EXERCISE OBJECTIVE:
The answer must be an exact copy of the records, with no pictures in it.

SUPPLIED RECORDS:
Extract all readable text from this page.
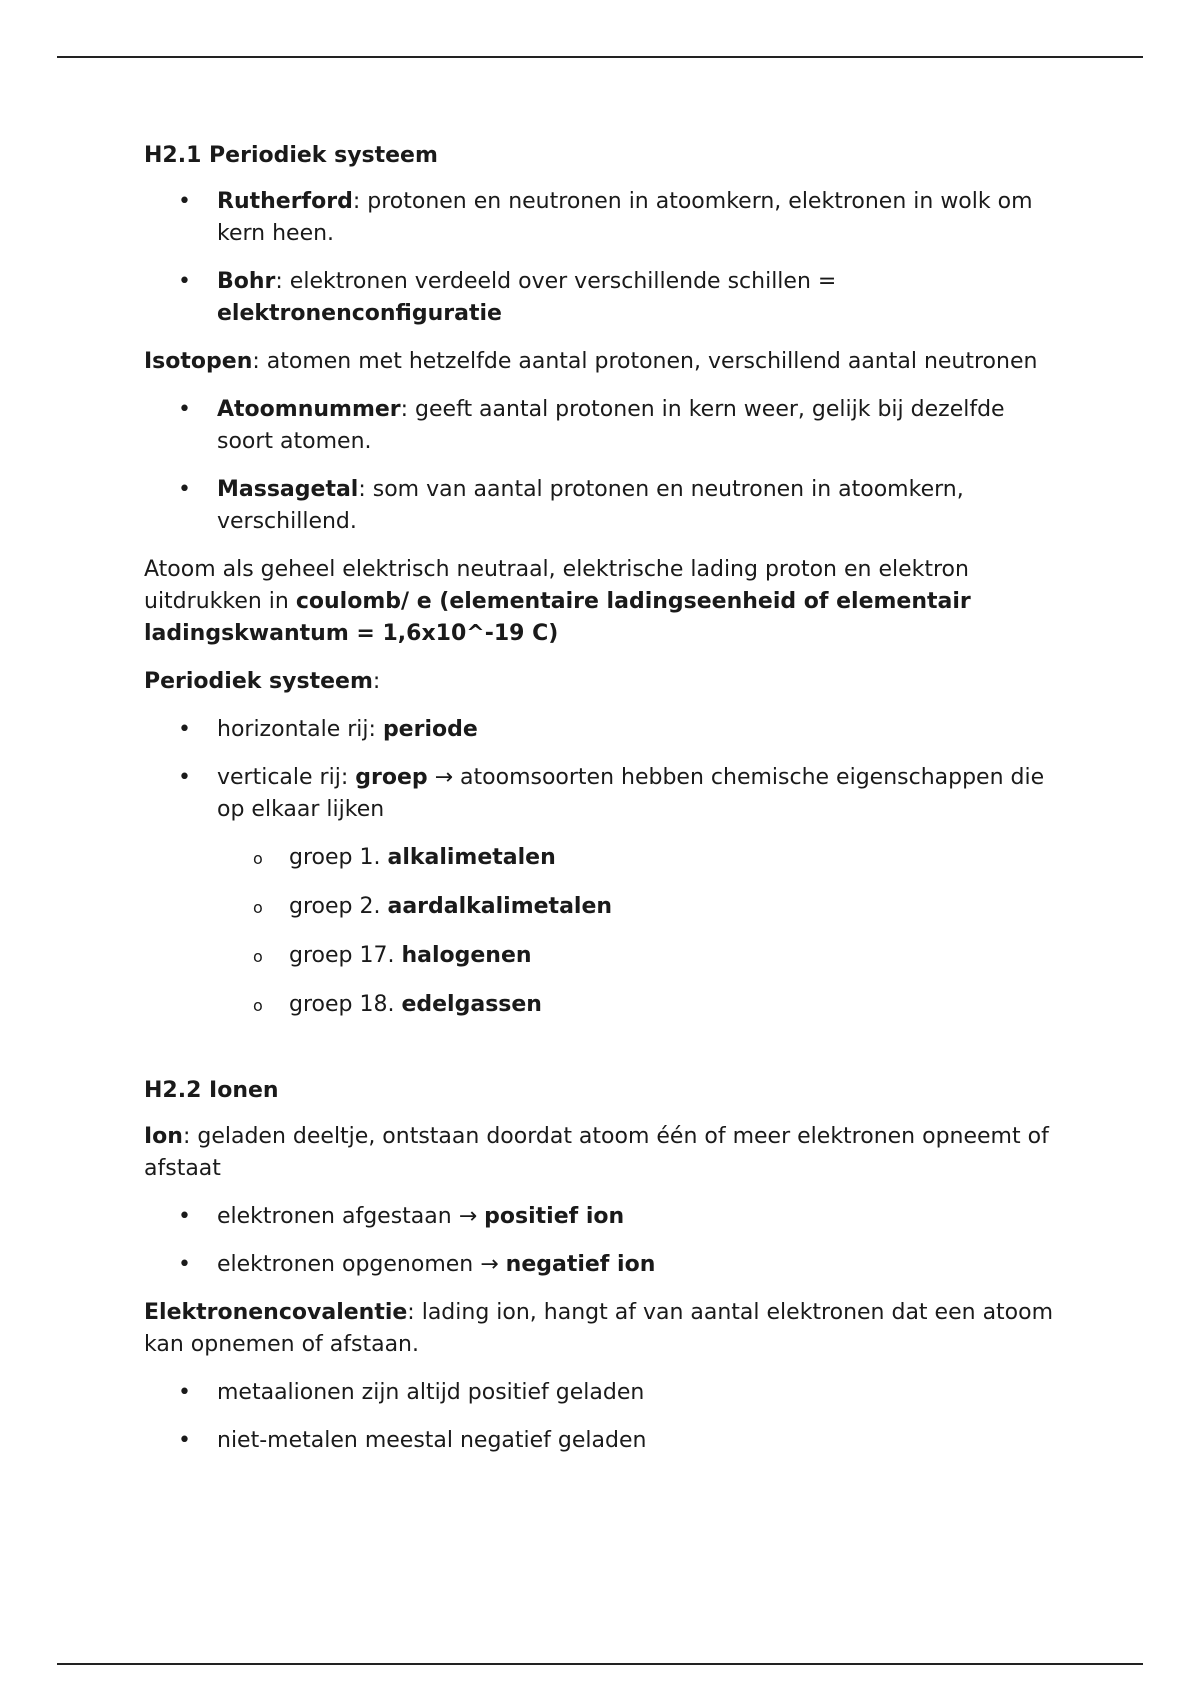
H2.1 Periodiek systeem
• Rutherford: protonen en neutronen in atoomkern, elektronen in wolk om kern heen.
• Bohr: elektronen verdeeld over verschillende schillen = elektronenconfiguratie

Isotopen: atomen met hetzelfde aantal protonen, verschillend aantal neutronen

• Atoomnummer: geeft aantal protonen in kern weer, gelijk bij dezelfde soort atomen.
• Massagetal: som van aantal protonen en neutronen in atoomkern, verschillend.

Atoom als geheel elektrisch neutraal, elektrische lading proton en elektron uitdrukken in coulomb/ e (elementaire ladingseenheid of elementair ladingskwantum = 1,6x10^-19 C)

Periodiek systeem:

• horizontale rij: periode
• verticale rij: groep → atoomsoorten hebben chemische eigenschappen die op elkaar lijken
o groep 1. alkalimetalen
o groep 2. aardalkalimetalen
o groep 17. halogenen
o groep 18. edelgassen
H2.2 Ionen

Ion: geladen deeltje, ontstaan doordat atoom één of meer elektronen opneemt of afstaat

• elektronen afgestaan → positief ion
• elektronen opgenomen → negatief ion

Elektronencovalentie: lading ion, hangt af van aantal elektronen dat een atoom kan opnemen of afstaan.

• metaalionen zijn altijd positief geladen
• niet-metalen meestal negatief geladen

RESPONSE BOX:
Extract all readable text from this page.
H2.1 Periodiek systeem
• Rutherford: protonen en neutronen in atoomkern, elektronen in wolk om kern heen.
• Bohr: elektronen verdeeld over verschillende schillen = elektronenconfiguratie

Isotopen: atomen met hetzelfde aantal protonen, verschillend aantal neutronen

• Atoomnummer: geeft aantal protonen in kern weer, gelijk bij dezelfde soort atomen.
• Massagetal: som van aantal protonen en neutronen in atoomkern, verschillend.

Atoom als geheel elektrisch neutraal, elektrische lading proton en elektron uitdrukken in coulomb/ e (elementaire ladingseenheid of elementair ladingskwantum = 1,6x10^-19 C)

Periodiek systeem:

• horizontale rij: periode
• verticale rij: groep → atoomsoorten hebben chemische eigenschappen die op elkaar lijken
o groep 1. alkalimetalen
o groep 2. aardalkalimetalen
o groep 17. halogenen
o groep 18. edelgassen
H2.2 Ionen

Ion: geladen deeltje, ontstaan doordat atoom één of meer elektronen opneemt of afstaat

• elektronen afgestaan → positief ion
• elektronen opgenomen → negatief ion

Elektronencovalentie: lading ion, hangt af van aantal elektronen dat een atoom kan opnemen of afstaan.

• metaalionen zijn altijd positief geladen
• niet-metalen meestal negatief geladen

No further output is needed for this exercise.